* _BRONRECORDS_
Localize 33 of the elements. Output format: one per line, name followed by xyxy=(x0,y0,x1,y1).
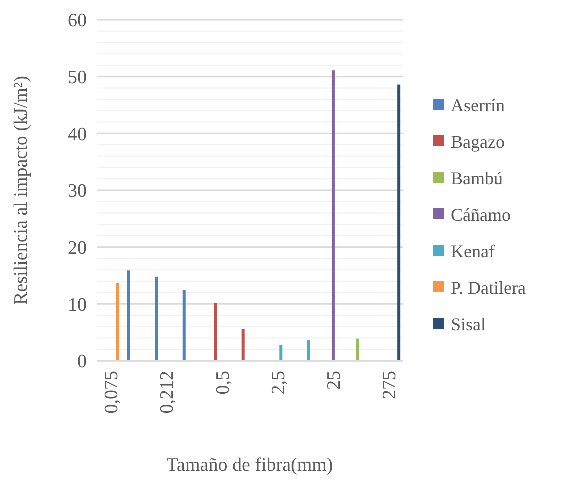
x-tick-label: 0,212 xyxy=(157,371,178,414)
legend-label: Bagazo xyxy=(451,132,505,152)
x-axis-title: Tamaño de fibra(mm) xyxy=(166,455,334,476)
bar xyxy=(127,270,130,361)
y-tick-label: 40 xyxy=(68,124,87,146)
legend-label: Sisal xyxy=(451,314,486,334)
x-tick-label: 275 xyxy=(380,371,401,400)
legend-label: Bambú xyxy=(451,168,503,188)
legend-label: Kenaf xyxy=(451,241,495,262)
y-tick-label: 30 xyxy=(68,181,87,202)
y-axis-title: Resiliencia al impacto (kJ/m²) xyxy=(11,76,32,305)
y-tick-label: 20 xyxy=(68,238,87,259)
x-tick-label: 0,5 xyxy=(212,371,234,395)
bar xyxy=(116,283,120,361)
y-tick-label: 0 xyxy=(78,352,87,373)
bar xyxy=(356,338,360,361)
bar xyxy=(242,329,245,361)
bar xyxy=(214,303,218,361)
legend-label: Cáñamo xyxy=(451,204,511,225)
bar xyxy=(307,340,310,361)
bar xyxy=(332,70,335,361)
y-tick-label: 60 xyxy=(68,10,87,32)
y-tick-label: 10 xyxy=(68,294,87,316)
x-tick-label: 2,5 xyxy=(268,371,290,395)
bar xyxy=(182,290,186,361)
bar xyxy=(155,276,158,361)
x-tick-label: 0,075 xyxy=(102,371,123,414)
x-tick-label: 25 xyxy=(324,371,346,390)
y-tick-label: 50 xyxy=(68,67,87,88)
legend-label: Aserrín xyxy=(451,95,505,116)
legend-label: P. Datilera xyxy=(451,278,526,298)
bar xyxy=(280,345,283,361)
bar xyxy=(398,84,401,361)
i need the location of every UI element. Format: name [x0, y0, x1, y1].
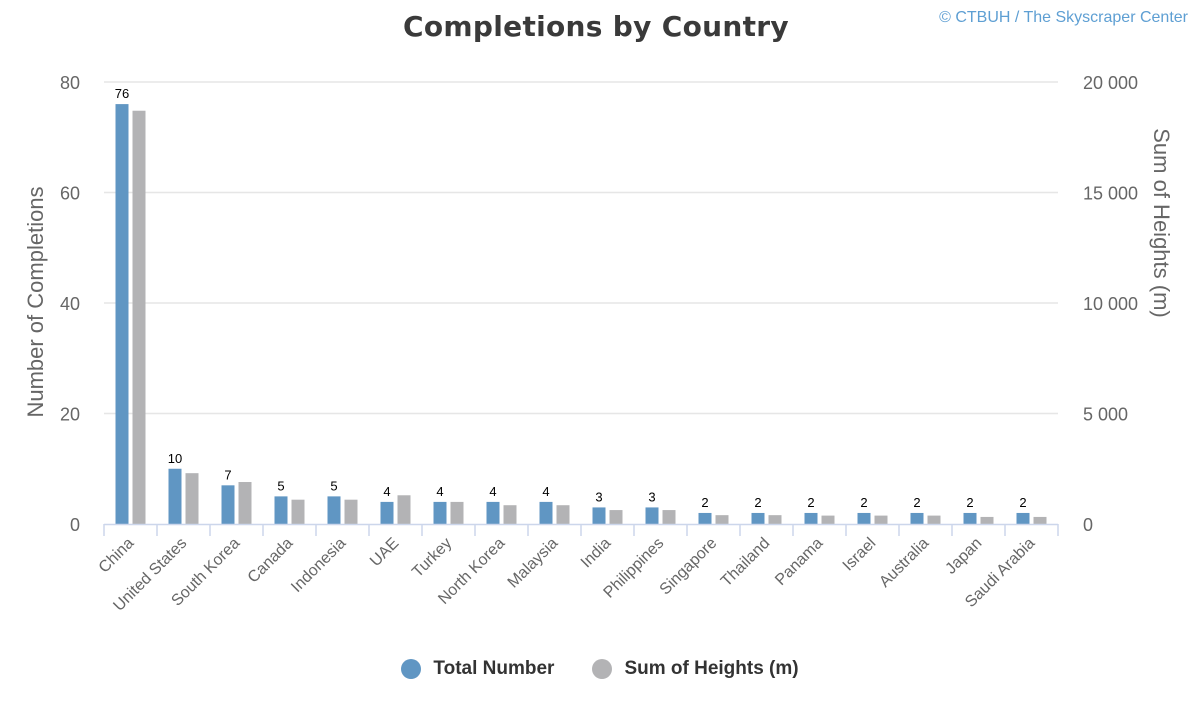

* _OPDRACHT_
Zet alle regels uit de records hierboven in een JSON-lijst van strings, één string per regel, zonder lege regels. Laat de afbeeldingen weg.

* _VOLLEDIGE UITVOER_
[
  "Localize 33 of the elements. Output format: one per line, name followed by xyxy=(x0,y0,x1,y1).",
  "x-tick-label: 0,212 xyxy=(157,371,178,414)",
  "legend-label: Bagazo xyxy=(451,132,505,152)",
  "x-axis-title: Tamaño de fibra(mm) xyxy=(166,455,334,476)",
  "bar xyxy=(127,270,130,361)",
  "y-tick-label: 40 xyxy=(68,124,87,146)",
  "legend-label: Sisal xyxy=(451,314,486,334)",
  "x-tick-label: 275 xyxy=(380,371,401,400)",
  "legend-label: Bambú xyxy=(451,168,503,188)",
  "legend-label: Kenaf xyxy=(451,241,495,262)",
  "y-tick-label: 30 xyxy=(68,181,87,202)",
  "y-axis-title: Resiliencia al impacto (kJ/m²) xyxy=(11,76,32,305)",
  "y-tick-label: 20 xyxy=(68,238,87,259)",
  "x-tick-label: 0,5 xyxy=(212,371,234,395)",
  "bar xyxy=(116,283,120,361)",
  "y-tick-label: 0 xyxy=(78,352,87,373)",
  "bar xyxy=(356,338,360,361)",
  "bar xyxy=(242,329,245,361)",
  "bar xyxy=(214,303,218,361)",
  "legend-label: Cáñamo xyxy=(451,204,511,225)",
  "bar xyxy=(307,340,310,361)",
  "bar xyxy=(332,70,335,361)",
  "y-tick-label: 60 xyxy=(68,10,87,32)",
  "y-tick-label: 10 xyxy=(68,294,87,316)",
  "x-tick-label: 2,5 xyxy=(268,371,290,395)",
  "bar xyxy=(182,290,186,361)",
  "bar xyxy=(155,276,158,361)",
  "x-tick-label: 0,075 xyxy=(102,371,123,414)",
  "x-tick-label: 25 xyxy=(324,371,346,390)",
  "y-tick-label: 50 xyxy=(68,67,87,88)",
  "legend-label: Aserrín xyxy=(451,95,505,116)",
  "legend-label: P. Datilera xyxy=(451,278,526,298)",
  "bar xyxy=(280,345,283,361)",
  "bar xyxy=(398,84,401,361)",
  "i need the location of every UI element. Format: name [x0, y0, x1, y1]."
]